▶ **The problem**:
Gather every line in the records below that contains the word "phối".
====================
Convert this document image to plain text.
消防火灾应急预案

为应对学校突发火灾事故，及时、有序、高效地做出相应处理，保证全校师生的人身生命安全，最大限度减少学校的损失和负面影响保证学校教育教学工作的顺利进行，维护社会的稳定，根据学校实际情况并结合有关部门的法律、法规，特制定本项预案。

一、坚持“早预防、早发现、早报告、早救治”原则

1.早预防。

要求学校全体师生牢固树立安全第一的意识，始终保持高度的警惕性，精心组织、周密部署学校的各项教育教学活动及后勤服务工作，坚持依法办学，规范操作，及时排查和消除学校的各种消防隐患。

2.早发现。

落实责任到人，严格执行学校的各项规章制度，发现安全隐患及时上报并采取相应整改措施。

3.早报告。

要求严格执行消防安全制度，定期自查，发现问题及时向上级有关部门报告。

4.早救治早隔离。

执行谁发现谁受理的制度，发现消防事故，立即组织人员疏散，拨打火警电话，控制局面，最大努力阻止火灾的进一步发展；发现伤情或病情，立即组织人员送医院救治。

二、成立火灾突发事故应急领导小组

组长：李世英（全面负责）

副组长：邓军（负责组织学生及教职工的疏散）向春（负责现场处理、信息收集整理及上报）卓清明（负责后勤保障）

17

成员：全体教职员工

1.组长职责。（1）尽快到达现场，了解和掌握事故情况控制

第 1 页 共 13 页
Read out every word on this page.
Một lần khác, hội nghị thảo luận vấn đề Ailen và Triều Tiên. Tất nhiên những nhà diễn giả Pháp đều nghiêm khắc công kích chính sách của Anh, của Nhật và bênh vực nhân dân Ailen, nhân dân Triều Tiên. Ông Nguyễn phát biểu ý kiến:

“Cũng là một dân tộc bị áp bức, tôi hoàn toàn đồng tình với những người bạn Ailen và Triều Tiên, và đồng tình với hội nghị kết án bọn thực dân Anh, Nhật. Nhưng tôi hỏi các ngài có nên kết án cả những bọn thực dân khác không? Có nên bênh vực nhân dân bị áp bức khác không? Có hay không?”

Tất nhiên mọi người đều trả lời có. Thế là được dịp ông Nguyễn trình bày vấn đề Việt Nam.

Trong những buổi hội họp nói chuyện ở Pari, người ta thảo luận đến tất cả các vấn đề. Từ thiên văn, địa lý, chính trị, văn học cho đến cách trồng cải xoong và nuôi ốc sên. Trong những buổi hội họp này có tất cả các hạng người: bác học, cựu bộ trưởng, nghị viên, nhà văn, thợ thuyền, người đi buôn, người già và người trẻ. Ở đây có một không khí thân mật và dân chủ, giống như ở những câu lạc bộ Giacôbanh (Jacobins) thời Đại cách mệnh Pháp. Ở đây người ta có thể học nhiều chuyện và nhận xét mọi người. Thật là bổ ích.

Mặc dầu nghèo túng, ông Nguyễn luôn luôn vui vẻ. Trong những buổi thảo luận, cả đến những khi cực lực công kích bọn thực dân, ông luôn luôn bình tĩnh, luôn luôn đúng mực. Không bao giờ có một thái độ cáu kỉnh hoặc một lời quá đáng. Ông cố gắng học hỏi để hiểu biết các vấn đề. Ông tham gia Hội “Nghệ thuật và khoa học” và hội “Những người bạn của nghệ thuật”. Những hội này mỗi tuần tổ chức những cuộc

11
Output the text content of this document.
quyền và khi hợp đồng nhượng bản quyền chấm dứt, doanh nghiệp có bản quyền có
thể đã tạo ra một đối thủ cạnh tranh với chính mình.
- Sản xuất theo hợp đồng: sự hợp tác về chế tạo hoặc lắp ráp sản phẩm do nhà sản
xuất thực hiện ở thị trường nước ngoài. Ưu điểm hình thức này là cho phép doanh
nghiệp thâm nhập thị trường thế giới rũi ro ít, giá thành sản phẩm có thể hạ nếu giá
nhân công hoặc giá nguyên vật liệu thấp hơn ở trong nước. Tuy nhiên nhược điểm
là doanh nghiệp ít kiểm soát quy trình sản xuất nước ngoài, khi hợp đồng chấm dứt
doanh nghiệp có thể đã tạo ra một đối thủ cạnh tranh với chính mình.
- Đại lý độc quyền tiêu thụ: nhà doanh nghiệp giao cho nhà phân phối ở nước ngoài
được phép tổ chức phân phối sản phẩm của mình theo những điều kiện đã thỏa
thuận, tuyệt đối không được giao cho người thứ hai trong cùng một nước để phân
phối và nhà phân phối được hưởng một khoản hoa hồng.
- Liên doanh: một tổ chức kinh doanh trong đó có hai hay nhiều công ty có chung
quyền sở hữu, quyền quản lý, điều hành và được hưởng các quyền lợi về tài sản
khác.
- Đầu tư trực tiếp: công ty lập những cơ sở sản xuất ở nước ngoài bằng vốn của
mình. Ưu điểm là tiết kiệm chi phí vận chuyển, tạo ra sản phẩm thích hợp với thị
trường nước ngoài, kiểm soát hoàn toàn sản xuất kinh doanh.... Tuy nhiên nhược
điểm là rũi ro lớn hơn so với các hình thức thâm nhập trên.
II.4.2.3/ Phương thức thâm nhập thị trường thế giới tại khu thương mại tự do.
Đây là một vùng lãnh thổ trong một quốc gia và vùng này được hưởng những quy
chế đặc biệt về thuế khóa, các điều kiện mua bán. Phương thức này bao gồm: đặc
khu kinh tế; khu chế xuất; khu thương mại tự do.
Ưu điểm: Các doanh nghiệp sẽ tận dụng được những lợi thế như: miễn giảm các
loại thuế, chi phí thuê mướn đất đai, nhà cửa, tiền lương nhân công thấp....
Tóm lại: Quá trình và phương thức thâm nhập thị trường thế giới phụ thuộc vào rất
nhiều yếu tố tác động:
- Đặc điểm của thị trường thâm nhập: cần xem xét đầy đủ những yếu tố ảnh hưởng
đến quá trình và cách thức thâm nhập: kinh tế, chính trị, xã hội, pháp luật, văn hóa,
====================
▶ **Exercise output**:
- Đại lý độc quyền tiêu thụ: nhà doanh nghiệp giao cho nhà phân phối ở nước ngoài
được phép tổ chức phân phối sản phẩm của mình theo những điều kiện đã thỏa
phối và nhà phân phối được hưởng một khoản hoa hồng.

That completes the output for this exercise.